Your instructions
Copy the lines below word for word, leaving out the pictures.

Given records
·····

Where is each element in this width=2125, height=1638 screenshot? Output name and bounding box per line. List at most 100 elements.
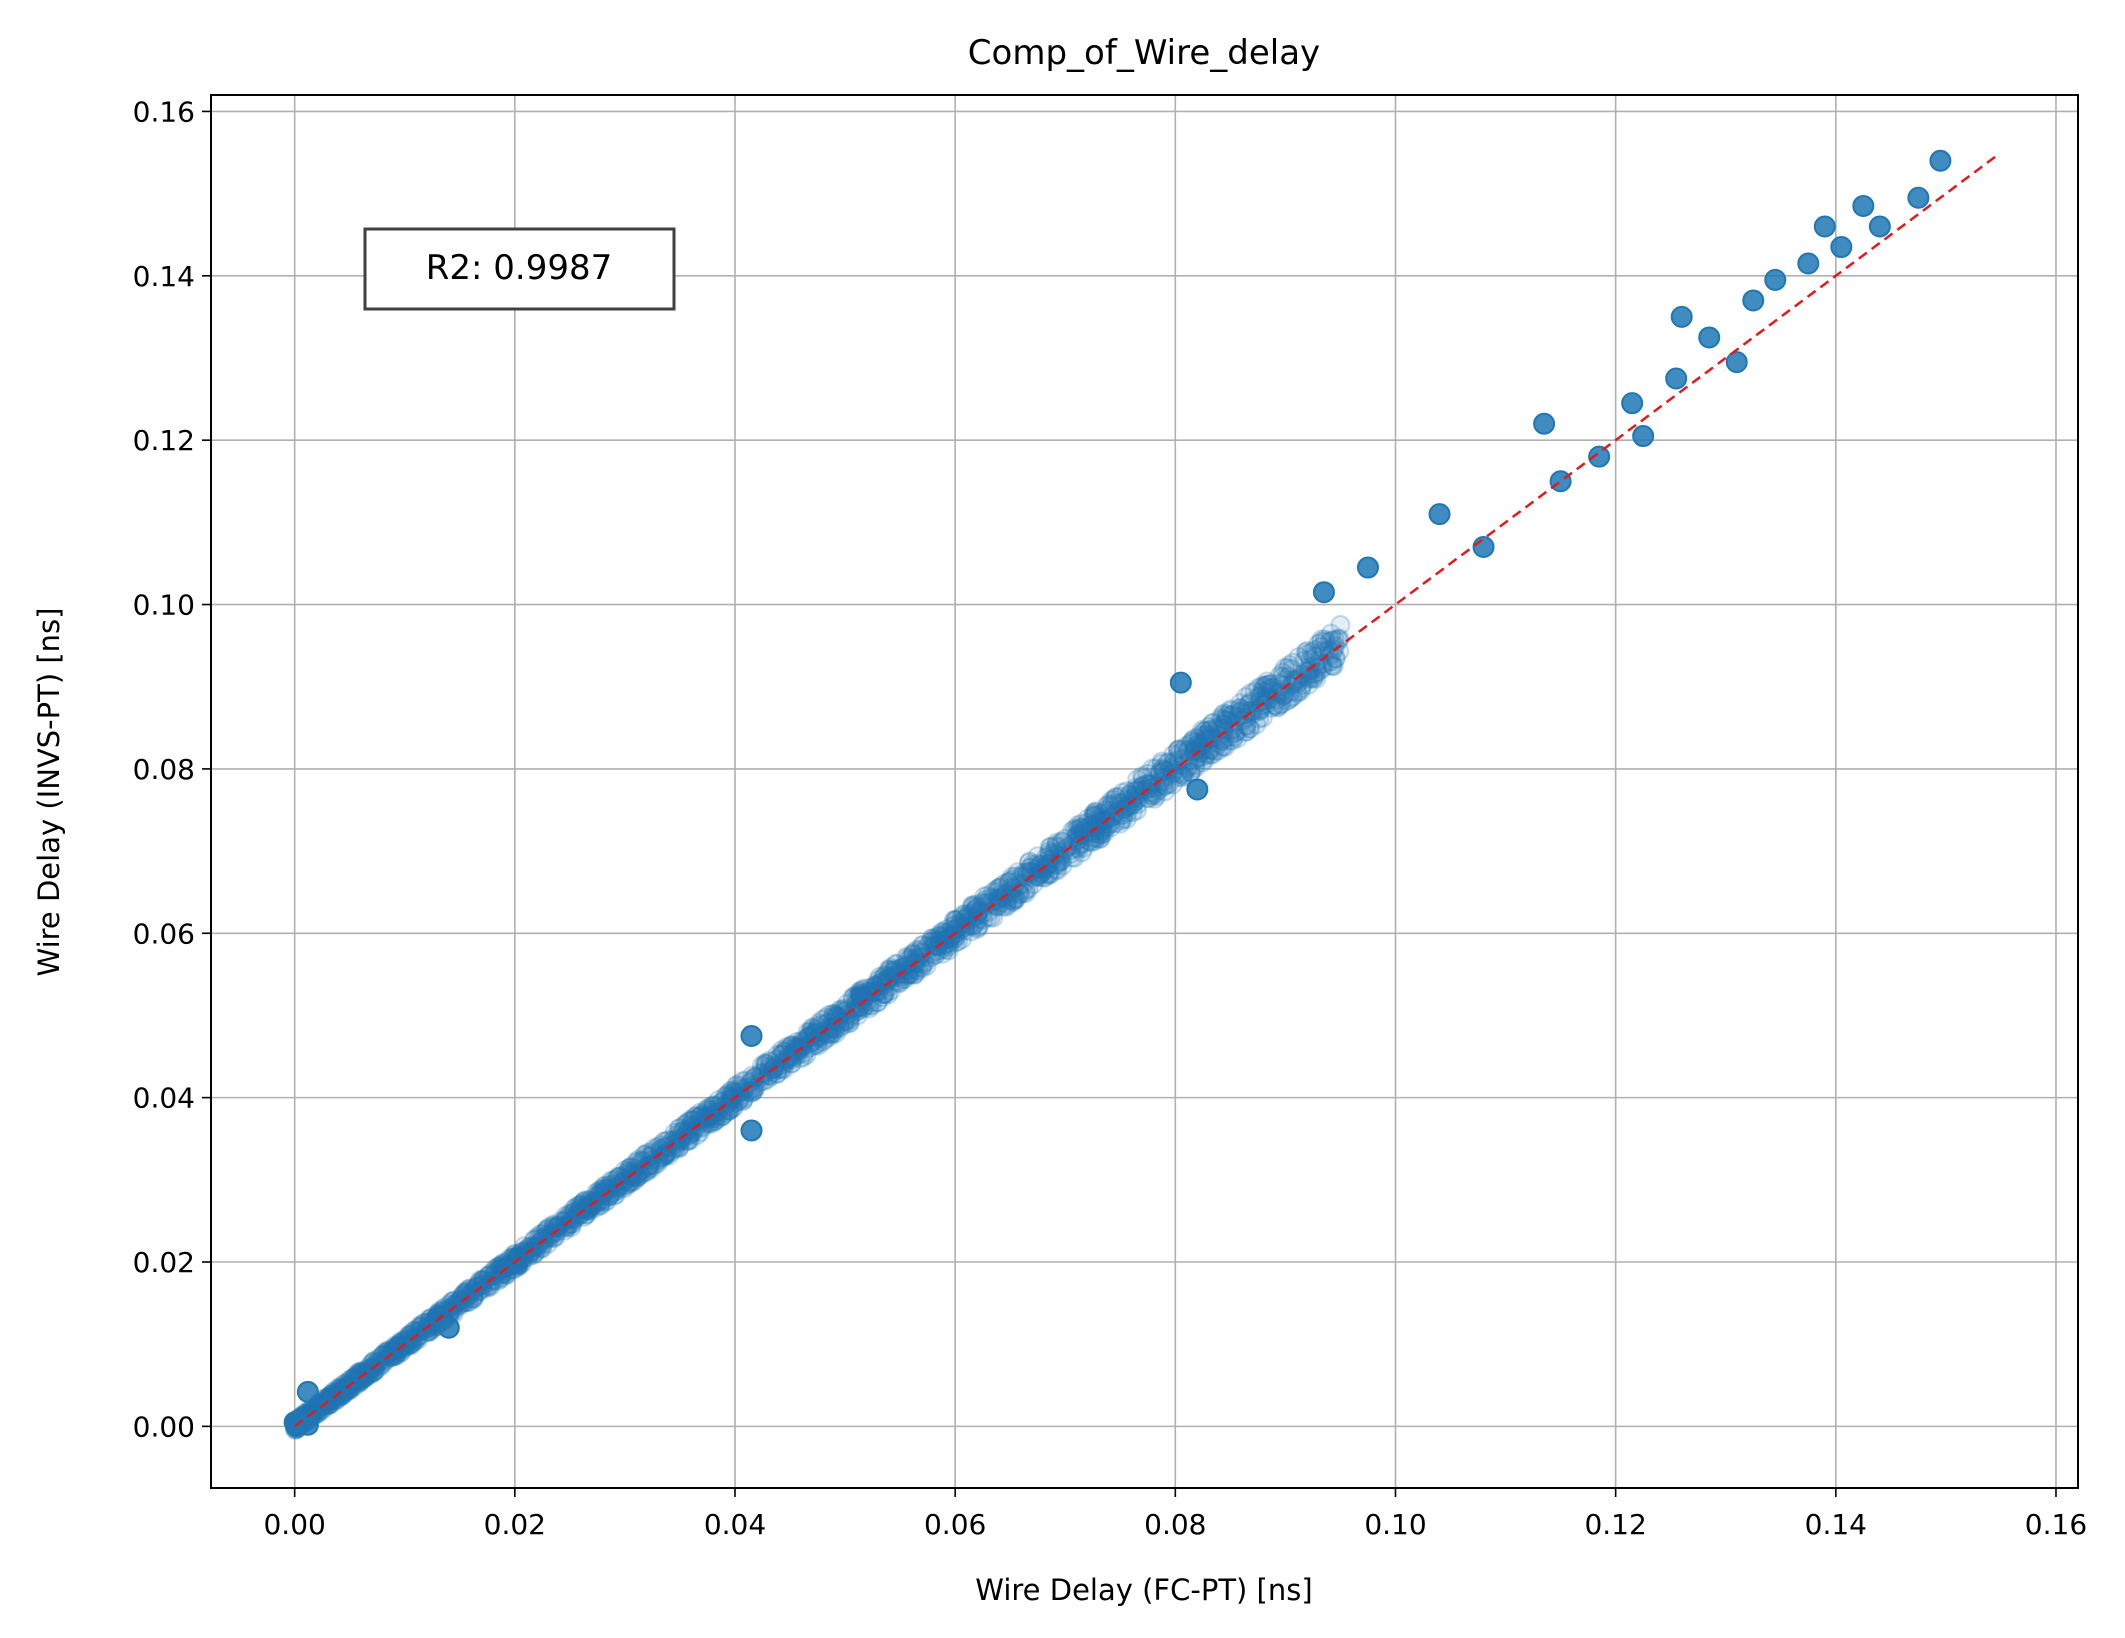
data-point xyxy=(1670,305,1693,328)
data-point xyxy=(506,1247,527,1268)
data-point xyxy=(1169,671,1192,694)
data-point xyxy=(1291,677,1312,698)
data-point xyxy=(368,1348,389,1369)
data-point xyxy=(1049,841,1070,862)
data-point xyxy=(623,1166,644,1187)
data-point xyxy=(962,896,983,917)
data-point xyxy=(1261,673,1282,694)
data-point xyxy=(945,910,966,931)
data-point xyxy=(1259,674,1280,695)
data-point xyxy=(1144,788,1165,809)
data-point xyxy=(1162,774,1183,795)
data-point xyxy=(362,1362,383,1383)
data-point xyxy=(825,1008,846,1029)
data-point xyxy=(462,1288,483,1309)
data-point xyxy=(878,976,899,997)
data-point xyxy=(1698,326,1721,349)
data-point xyxy=(1215,710,1236,731)
data-point xyxy=(1296,640,1317,661)
data-point xyxy=(408,1326,429,1347)
data-point xyxy=(797,1028,818,1049)
data-point xyxy=(887,962,908,983)
data-point xyxy=(651,1139,672,1160)
data-point xyxy=(493,1257,514,1278)
data-point xyxy=(979,892,1000,913)
data-point xyxy=(647,1148,668,1169)
data-point xyxy=(825,1023,846,1044)
data-point xyxy=(514,1248,535,1269)
data-point xyxy=(1202,713,1223,734)
data-point xyxy=(296,1380,319,1403)
data-point xyxy=(1049,848,1070,869)
data-point xyxy=(809,1027,830,1048)
data-point xyxy=(599,1186,620,1207)
data-point xyxy=(1274,657,1295,678)
data-point xyxy=(800,1026,821,1047)
x-tick-label: 0.00 xyxy=(263,1508,325,1541)
data-point xyxy=(390,1333,411,1354)
data-point xyxy=(1027,866,1048,887)
data-point xyxy=(1163,744,1184,765)
data-point xyxy=(490,1257,511,1278)
data-point xyxy=(1312,581,1335,604)
data-point xyxy=(316,1388,337,1409)
x-tick-label: 0.14 xyxy=(1805,1508,1867,1541)
data-point xyxy=(1208,740,1229,761)
data-point xyxy=(751,1055,772,1076)
data-point xyxy=(965,894,986,915)
data-point xyxy=(1184,740,1205,761)
data-point xyxy=(1106,787,1127,808)
data-point xyxy=(310,1393,331,1414)
data-point xyxy=(542,1227,563,1248)
data-point xyxy=(1472,536,1495,559)
data-point xyxy=(1140,774,1161,795)
data-point xyxy=(333,1383,354,1404)
data-point xyxy=(1250,691,1271,712)
data-point xyxy=(1069,817,1090,838)
data-point xyxy=(1185,755,1206,776)
data-point xyxy=(559,1214,580,1235)
data-point xyxy=(961,895,982,916)
data-point xyxy=(1116,809,1137,830)
data-point xyxy=(955,912,976,933)
y-tick-label: 0.12 xyxy=(133,424,195,457)
data-point xyxy=(1133,768,1154,789)
data-point xyxy=(478,1266,499,1287)
data-point xyxy=(326,1389,347,1410)
data-point xyxy=(1246,714,1267,735)
data-point xyxy=(650,1147,671,1168)
data-point xyxy=(1104,789,1125,810)
data-point xyxy=(343,1368,364,1389)
data-point xyxy=(406,1328,427,1349)
y-tick-label: 0.04 xyxy=(133,1082,195,1115)
data-point xyxy=(506,1247,527,1268)
data-point xyxy=(854,978,875,999)
data-point xyxy=(1252,696,1273,717)
data-point xyxy=(1665,367,1688,390)
data-point xyxy=(991,892,1012,913)
data-point xyxy=(1742,289,1765,312)
data-point xyxy=(1280,676,1301,697)
data-point xyxy=(457,1291,478,1312)
data-point xyxy=(490,1267,511,1288)
data-point xyxy=(818,1022,839,1043)
data-point xyxy=(1071,813,1092,834)
data-point xyxy=(1020,864,1041,885)
data-point xyxy=(1277,658,1298,679)
r2-annotation: R2: 0.9987 xyxy=(426,248,613,288)
data-point xyxy=(842,987,863,1008)
data-point xyxy=(666,1134,687,1155)
data-point xyxy=(637,1156,658,1177)
data-point xyxy=(521,1236,542,1257)
data-point xyxy=(1064,847,1085,868)
data-point xyxy=(680,1109,701,1130)
data-point xyxy=(830,1012,851,1033)
data-point xyxy=(1725,351,1748,374)
data-point xyxy=(929,930,950,951)
data-point xyxy=(1190,741,1211,762)
data-point xyxy=(740,1080,761,1101)
data-point xyxy=(740,1082,761,1103)
y-tick-label: 0.16 xyxy=(133,95,195,128)
data-point xyxy=(1137,763,1158,784)
data-point xyxy=(911,935,932,956)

·····

Solution below
Where is each element in this width=2125, height=1638 screenshot? Output name and bounding box per line. List at most 100 elements.
data-point xyxy=(1670,305,1693,328)
data-point xyxy=(506,1247,527,1268)
data-point xyxy=(1169,671,1192,694)
data-point xyxy=(1291,677,1312,698)
data-point xyxy=(368,1348,389,1369)
data-point xyxy=(1049,841,1070,862)
data-point xyxy=(623,1166,644,1187)
data-point xyxy=(962,896,983,917)
data-point xyxy=(1261,673,1282,694)
data-point xyxy=(945,910,966,931)
data-point xyxy=(1259,674,1280,695)
data-point xyxy=(1144,788,1165,809)
data-point xyxy=(1162,774,1183,795)
data-point xyxy=(362,1362,383,1383)
data-point xyxy=(825,1008,846,1029)
data-point xyxy=(462,1288,483,1309)
data-point xyxy=(878,976,899,997)
data-point xyxy=(1698,326,1721,349)
data-point xyxy=(1215,710,1236,731)
data-point xyxy=(1296,640,1317,661)
data-point xyxy=(408,1326,429,1347)
data-point xyxy=(797,1028,818,1049)
data-point xyxy=(887,962,908,983)
data-point xyxy=(651,1139,672,1160)
data-point xyxy=(493,1257,514,1278)
data-point xyxy=(979,892,1000,913)
data-point xyxy=(647,1148,668,1169)
data-point xyxy=(825,1023,846,1044)
data-point xyxy=(514,1248,535,1269)
data-point xyxy=(1202,713,1223,734)
data-point xyxy=(296,1380,319,1403)
data-point xyxy=(1049,848,1070,869)
data-point xyxy=(809,1027,830,1048)
data-point xyxy=(599,1186,620,1207)
data-point xyxy=(1274,657,1295,678)
data-point xyxy=(800,1026,821,1047)
x-tick-label: 0.00 xyxy=(263,1508,325,1541)
data-point xyxy=(390,1333,411,1354)
data-point xyxy=(1027,866,1048,887)
data-point xyxy=(1163,744,1184,765)
data-point xyxy=(490,1257,511,1278)
data-point xyxy=(1312,581,1335,604)
data-point xyxy=(316,1388,337,1409)
x-tick-label: 0.14 xyxy=(1805,1508,1867,1541)
data-point xyxy=(1208,740,1229,761)
data-point xyxy=(751,1055,772,1076)
data-point xyxy=(965,894,986,915)
data-point xyxy=(1184,740,1205,761)
data-point xyxy=(1106,787,1127,808)
data-point xyxy=(310,1393,331,1414)
data-point xyxy=(542,1227,563,1248)
data-point xyxy=(1472,536,1495,559)
data-point xyxy=(1140,774,1161,795)
data-point xyxy=(333,1383,354,1404)
data-point xyxy=(1250,691,1271,712)
data-point xyxy=(1069,817,1090,838)
data-point xyxy=(1185,755,1206,776)
data-point xyxy=(559,1214,580,1235)
data-point xyxy=(961,895,982,916)
data-point xyxy=(1116,809,1137,830)
data-point xyxy=(955,912,976,933)
y-tick-label: 0.12 xyxy=(133,424,195,457)
data-point xyxy=(1133,768,1154,789)
data-point xyxy=(478,1266,499,1287)
data-point xyxy=(326,1389,347,1410)
data-point xyxy=(1246,714,1267,735)
data-point xyxy=(650,1147,671,1168)
data-point xyxy=(1104,789,1125,810)
data-point xyxy=(343,1368,364,1389)
data-point xyxy=(406,1328,427,1349)
y-tick-label: 0.04 xyxy=(133,1082,195,1115)
data-point xyxy=(506,1247,527,1268)
data-point xyxy=(854,978,875,999)
data-point xyxy=(1252,696,1273,717)
data-point xyxy=(1665,367,1688,390)
data-point xyxy=(991,892,1012,913)
data-point xyxy=(1742,289,1765,312)
data-point xyxy=(1280,676,1301,697)
data-point xyxy=(457,1291,478,1312)
data-point xyxy=(490,1267,511,1288)
data-point xyxy=(818,1022,839,1043)
data-point xyxy=(1071,813,1092,834)
data-point xyxy=(1020,864,1041,885)
data-point xyxy=(1277,658,1298,679)
r2-annotation: R2: 0.9987 xyxy=(426,248,613,288)
data-point xyxy=(842,987,863,1008)
data-point xyxy=(666,1134,687,1155)
data-point xyxy=(637,1156,658,1177)
data-point xyxy=(521,1236,542,1257)
data-point xyxy=(1064,847,1085,868)
data-point xyxy=(680,1109,701,1130)
data-point xyxy=(830,1012,851,1033)
data-point xyxy=(1725,351,1748,374)
data-point xyxy=(929,930,950,951)
data-point xyxy=(1190,741,1211,762)
data-point xyxy=(740,1080,761,1101)
data-point xyxy=(740,1082,761,1103)
y-tick-label: 0.16 xyxy=(133,95,195,128)
data-point xyxy=(1137,763,1158,784)
data-point xyxy=(911,935,932,956)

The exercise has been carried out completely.